** BEGIN **
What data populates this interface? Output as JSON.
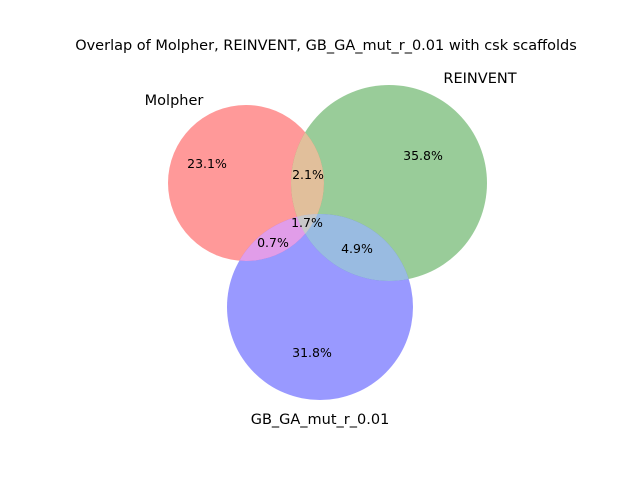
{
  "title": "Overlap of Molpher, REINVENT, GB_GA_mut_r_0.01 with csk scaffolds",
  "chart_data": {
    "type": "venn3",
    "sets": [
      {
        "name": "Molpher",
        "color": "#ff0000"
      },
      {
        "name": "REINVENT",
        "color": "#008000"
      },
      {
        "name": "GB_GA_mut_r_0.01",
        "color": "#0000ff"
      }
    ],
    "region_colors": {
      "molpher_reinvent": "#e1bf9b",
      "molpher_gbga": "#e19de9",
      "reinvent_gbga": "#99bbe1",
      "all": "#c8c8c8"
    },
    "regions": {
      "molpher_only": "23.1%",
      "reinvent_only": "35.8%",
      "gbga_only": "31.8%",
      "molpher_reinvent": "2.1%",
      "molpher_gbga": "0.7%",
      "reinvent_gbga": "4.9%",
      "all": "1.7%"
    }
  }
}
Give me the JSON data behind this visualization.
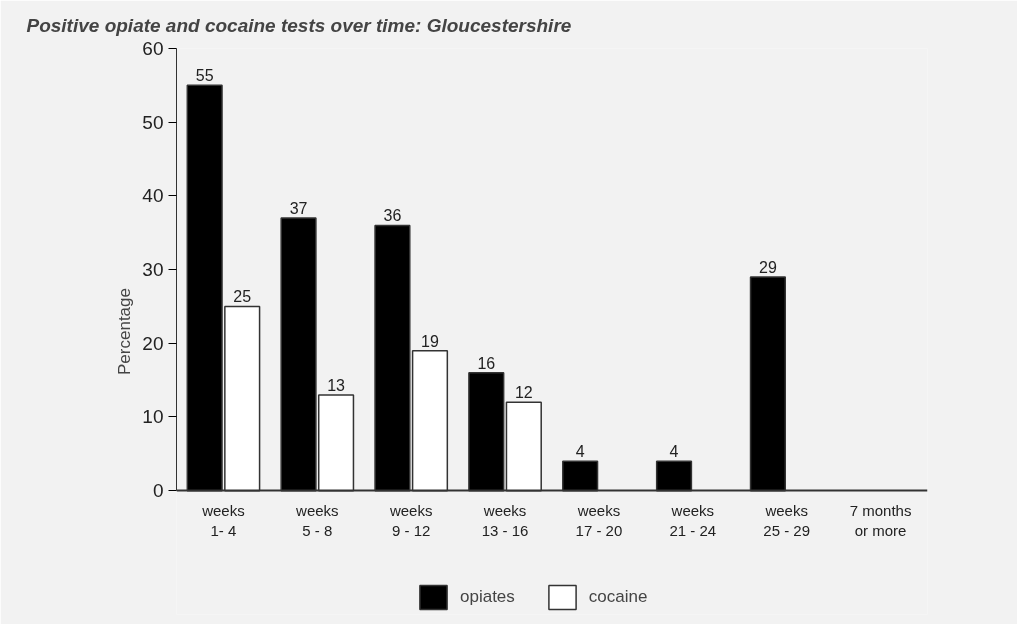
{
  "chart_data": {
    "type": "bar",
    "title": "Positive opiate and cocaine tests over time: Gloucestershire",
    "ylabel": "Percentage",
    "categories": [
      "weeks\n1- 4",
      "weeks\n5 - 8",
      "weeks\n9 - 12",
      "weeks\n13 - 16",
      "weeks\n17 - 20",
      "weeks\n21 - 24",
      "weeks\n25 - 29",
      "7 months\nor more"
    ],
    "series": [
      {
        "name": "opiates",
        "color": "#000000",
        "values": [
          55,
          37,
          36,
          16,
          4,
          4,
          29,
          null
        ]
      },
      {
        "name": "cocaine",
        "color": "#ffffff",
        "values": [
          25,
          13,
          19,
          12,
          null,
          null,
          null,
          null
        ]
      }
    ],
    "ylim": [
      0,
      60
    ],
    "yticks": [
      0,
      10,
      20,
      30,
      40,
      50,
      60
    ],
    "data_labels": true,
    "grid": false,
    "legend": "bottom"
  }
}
** END **
EXERCISE TASK: Without the pictures, output the full listing exactly as it stands.

EXERCISE RESULT:
What data populates this interface? Output as JSON.
{
  "title": "Overlap of Molpher, REINVENT, GB_GA_mut_r_0.01 with csk scaffolds",
  "chart_data": {
    "type": "venn3",
    "sets": [
      {
        "name": "Molpher",
        "color": "#ff0000"
      },
      {
        "name": "REINVENT",
        "color": "#008000"
      },
      {
        "name": "GB_GA_mut_r_0.01",
        "color": "#0000ff"
      }
    ],
    "region_colors": {
      "molpher_reinvent": "#e1bf9b",
      "molpher_gbga": "#e19de9",
      "reinvent_gbga": "#99bbe1",
      "all": "#c8c8c8"
    },
    "regions": {
      "molpher_only": "23.1%",
      "reinvent_only": "35.8%",
      "gbga_only": "31.8%",
      "molpher_reinvent": "2.1%",
      "molpher_gbga": "0.7%",
      "reinvent_gbga": "4.9%",
      "all": "1.7%"
    }
  }
}
Give me the JSON data behind this visualization.
{
  "chart_data": {
    "type": "bar",
    "title": "Positive opiate and cocaine tests over time: Gloucestershire",
    "ylabel": "Percentage",
    "categories": [
      "weeks\n1- 4",
      "weeks\n5 - 8",
      "weeks\n9 - 12",
      "weeks\n13 - 16",
      "weeks\n17 - 20",
      "weeks\n21 - 24",
      "weeks\n25 - 29",
      "7 months\nor more"
    ],
    "series": [
      {
        "name": "opiates",
        "color": "#000000",
        "values": [
          55,
          37,
          36,
          16,
          4,
          4,
          29,
          null
        ]
      },
      {
        "name": "cocaine",
        "color": "#ffffff",
        "values": [
          25,
          13,
          19,
          12,
          null,
          null,
          null,
          null
        ]
      }
    ],
    "ylim": [
      0,
      60
    ],
    "yticks": [
      0,
      10,
      20,
      30,
      40,
      50,
      60
    ],
    "data_labels": true,
    "grid": false,
    "legend": "bottom"
  }
}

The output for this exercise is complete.